# INSTRUCTIONS TO FOLLOW
Copy out the data below verbatim.

=== EXERCISE MATERIAL ===

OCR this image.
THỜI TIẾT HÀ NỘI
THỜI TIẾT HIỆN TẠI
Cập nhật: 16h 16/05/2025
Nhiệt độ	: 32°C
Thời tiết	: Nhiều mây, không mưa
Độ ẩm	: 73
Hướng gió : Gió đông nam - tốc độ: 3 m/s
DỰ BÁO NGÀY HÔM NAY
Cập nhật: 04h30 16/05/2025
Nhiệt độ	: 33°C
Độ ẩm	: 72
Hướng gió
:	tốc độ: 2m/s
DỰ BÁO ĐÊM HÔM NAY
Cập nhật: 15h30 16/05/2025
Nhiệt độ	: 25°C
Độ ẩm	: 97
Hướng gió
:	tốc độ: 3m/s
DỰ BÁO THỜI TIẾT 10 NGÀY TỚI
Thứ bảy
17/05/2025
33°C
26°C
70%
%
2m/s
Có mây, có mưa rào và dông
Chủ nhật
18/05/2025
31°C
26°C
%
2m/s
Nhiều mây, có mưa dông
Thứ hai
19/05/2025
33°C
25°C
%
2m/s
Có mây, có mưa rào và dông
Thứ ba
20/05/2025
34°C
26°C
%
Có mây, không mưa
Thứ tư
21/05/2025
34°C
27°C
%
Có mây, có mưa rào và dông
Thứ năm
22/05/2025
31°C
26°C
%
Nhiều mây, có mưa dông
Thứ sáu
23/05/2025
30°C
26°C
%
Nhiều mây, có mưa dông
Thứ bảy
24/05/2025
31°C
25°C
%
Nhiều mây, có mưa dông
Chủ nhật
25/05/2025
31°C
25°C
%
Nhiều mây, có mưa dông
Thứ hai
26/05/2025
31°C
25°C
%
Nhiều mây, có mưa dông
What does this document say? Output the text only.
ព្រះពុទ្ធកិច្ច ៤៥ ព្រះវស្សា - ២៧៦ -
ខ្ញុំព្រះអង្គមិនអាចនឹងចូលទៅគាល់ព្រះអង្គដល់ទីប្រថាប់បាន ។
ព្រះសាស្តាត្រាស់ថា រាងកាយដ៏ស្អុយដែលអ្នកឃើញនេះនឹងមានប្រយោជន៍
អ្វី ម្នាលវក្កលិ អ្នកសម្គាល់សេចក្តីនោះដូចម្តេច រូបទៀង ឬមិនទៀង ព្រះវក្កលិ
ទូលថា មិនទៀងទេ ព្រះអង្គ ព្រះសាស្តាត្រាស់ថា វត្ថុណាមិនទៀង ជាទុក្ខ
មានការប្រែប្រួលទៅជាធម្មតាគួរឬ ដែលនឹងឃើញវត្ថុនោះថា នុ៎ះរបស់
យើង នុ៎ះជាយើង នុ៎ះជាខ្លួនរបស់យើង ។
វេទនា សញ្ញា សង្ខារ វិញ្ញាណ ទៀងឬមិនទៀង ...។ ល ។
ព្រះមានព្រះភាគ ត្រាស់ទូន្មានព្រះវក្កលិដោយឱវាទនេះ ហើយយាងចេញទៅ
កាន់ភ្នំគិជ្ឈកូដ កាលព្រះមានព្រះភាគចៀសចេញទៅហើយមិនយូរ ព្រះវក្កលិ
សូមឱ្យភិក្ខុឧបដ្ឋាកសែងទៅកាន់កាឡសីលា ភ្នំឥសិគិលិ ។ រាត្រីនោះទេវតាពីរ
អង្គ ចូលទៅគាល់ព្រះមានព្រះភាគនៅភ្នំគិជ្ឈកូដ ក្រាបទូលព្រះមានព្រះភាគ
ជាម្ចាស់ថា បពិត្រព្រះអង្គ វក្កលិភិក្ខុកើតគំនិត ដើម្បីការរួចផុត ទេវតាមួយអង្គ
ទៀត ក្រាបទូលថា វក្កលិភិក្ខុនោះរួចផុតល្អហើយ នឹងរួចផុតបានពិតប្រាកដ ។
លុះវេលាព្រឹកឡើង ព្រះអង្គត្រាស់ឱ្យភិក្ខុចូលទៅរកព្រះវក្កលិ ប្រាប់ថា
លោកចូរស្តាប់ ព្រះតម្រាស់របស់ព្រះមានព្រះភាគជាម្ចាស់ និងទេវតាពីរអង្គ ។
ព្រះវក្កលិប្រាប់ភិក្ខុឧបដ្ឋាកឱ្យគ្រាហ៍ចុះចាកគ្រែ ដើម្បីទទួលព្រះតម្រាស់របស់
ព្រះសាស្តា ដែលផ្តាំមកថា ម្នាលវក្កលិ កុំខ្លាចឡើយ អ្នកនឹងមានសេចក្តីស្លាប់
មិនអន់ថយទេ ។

===

# RESULT OF THE EXERCISE
OCR this image.
THỜI TIẾT HÀ NỘI
THỜI TIẾT HIỆN TẠI
Cập nhật: 16h 16/05/2025
Nhiệt độ	: 32°C
Thời tiết	: Nhiều mây, không mưa
Độ ẩm	: 73
Hướng gió : Gió đông nam - tốc độ: 3 m/s
DỰ BÁO NGÀY HÔM NAY
Cập nhật: 04h30 16/05/2025
Nhiệt độ	: 33°C
Độ ẩm	: 72
Hướng gió
:	tốc độ: 2m/s
DỰ BÁO ĐÊM HÔM NAY
Cập nhật: 15h30 16/05/2025
Nhiệt độ	: 25°C
Độ ẩm	: 97
Hướng gió
:	tốc độ: 3m/s
DỰ BÁO THỜI TIẾT 10 NGÀY TỚI
Thứ bảy
17/05/2025
33°C
26°C
70%
%
2m/s
Có mây, có mưa rào và dông
Chủ nhật
18/05/2025
31°C
26°C
%
2m/s
Nhiều mây, có mưa dông
Thứ hai
19/05/2025
33°C
25°C
%
2m/s
Có mây, có mưa rào và dông
Thứ ba
20/05/2025
34°C
26°C
%
Có mây, không mưa
Thứ tư
21/05/2025
34°C
27°C
%
Có mây, có mưa rào và dông
Thứ năm
22/05/2025
31°C
26°C
%
Nhiều mây, có mưa dông
Thứ sáu
23/05/2025
30°C
26°C
%
Nhiều mây, có mưa dông
Thứ bảy
24/05/2025
31°C
25°C
%
Nhiều mây, có mưa dông
Chủ nhật
25/05/2025
31°C
25°C
%
Nhiều mây, có mưa dông
Thứ hai
26/05/2025
31°C
25°C
%
Nhiều mây, có mưa dông
What does this document say? Output the text only.
ព្រះពុទ្ធកិច្ច ៤៥ ព្រះវស្សា - ២៧៦ -
ខ្ញុំព្រះអង្គមិនអាចនឹងចូលទៅគាល់ព្រះអង្គដល់ទីប្រថាប់បាន ។
ព្រះសាស្តាត្រាស់ថា រាងកាយដ៏ស្អុយដែលអ្នកឃើញនេះនឹងមានប្រយោជន៍
អ្វី ម្នាលវក្កលិ អ្នកសម្គាល់សេចក្តីនោះដូចម្តេច រូបទៀង ឬមិនទៀង ព្រះវក្កលិ
ទូលថា មិនទៀងទេ ព្រះអង្គ ព្រះសាស្តាត្រាស់ថា វត្ថុណាមិនទៀង ជាទុក្ខ
មានការប្រែប្រួលទៅជាធម្មតាគួរឬ ដែលនឹងឃើញវត្ថុនោះថា នុ៎ះរបស់
យើង នុ៎ះជាយើង នុ៎ះជាខ្លួនរបស់យើង ។
វេទនា សញ្ញា សង្ខារ វិញ្ញាណ ទៀងឬមិនទៀង ...។ ល ។
ព្រះមានព្រះភាគ ត្រាស់ទូន្មានព្រះវក្កលិដោយឱវាទនេះ ហើយយាងចេញទៅ
កាន់ភ្នំគិជ្ឈកូដ កាលព្រះមានព្រះភាគចៀសចេញទៅហើយមិនយូរ ព្រះវក្កលិ
សូមឱ្យភិក្ខុឧបដ្ឋាកសែងទៅកាន់កាឡសីលា ភ្នំឥសិគិលិ ។ រាត្រីនោះទេវតាពីរ
អង្គ ចូលទៅគាល់ព្រះមានព្រះភាគនៅភ្នំគិជ្ឈកូដ ក្រាបទូលព្រះមានព្រះភាគ
ជាម្ចាស់ថា បពិត្រព្រះអង្គ វក្កលិភិក្ខុកើតគំនិត ដើម្បីការរួចផុត ទេវតាមួយអង្គ
ទៀត ក្រាបទូលថា វក្កលិភិក្ខុនោះរួចផុតល្អហើយ នឹងរួចផុតបានពិតប្រាកដ ។
លុះវេលាព្រឹកឡើង ព្រះអង្គត្រាស់ឱ្យភិក្ខុចូលទៅរកព្រះវក្កលិ ប្រាប់ថា
លោកចូរស្តាប់ ព្រះតម្រាស់របស់ព្រះមានព្រះភាគជាម្ចាស់ និងទេវតាពីរអង្គ ។
ព្រះវក្កលិប្រាប់ភិក្ខុឧបដ្ឋាកឱ្យគ្រាហ៍ចុះចាកគ្រែ ដើម្បីទទួលព្រះតម្រាស់របស់
ព្រះសាស្តា ដែលផ្តាំមកថា ម្នាលវក្កលិ កុំខ្លាចឡើយ អ្នកនឹងមានសេចក្តីស្លាប់
មិនអន់ថយទេ ។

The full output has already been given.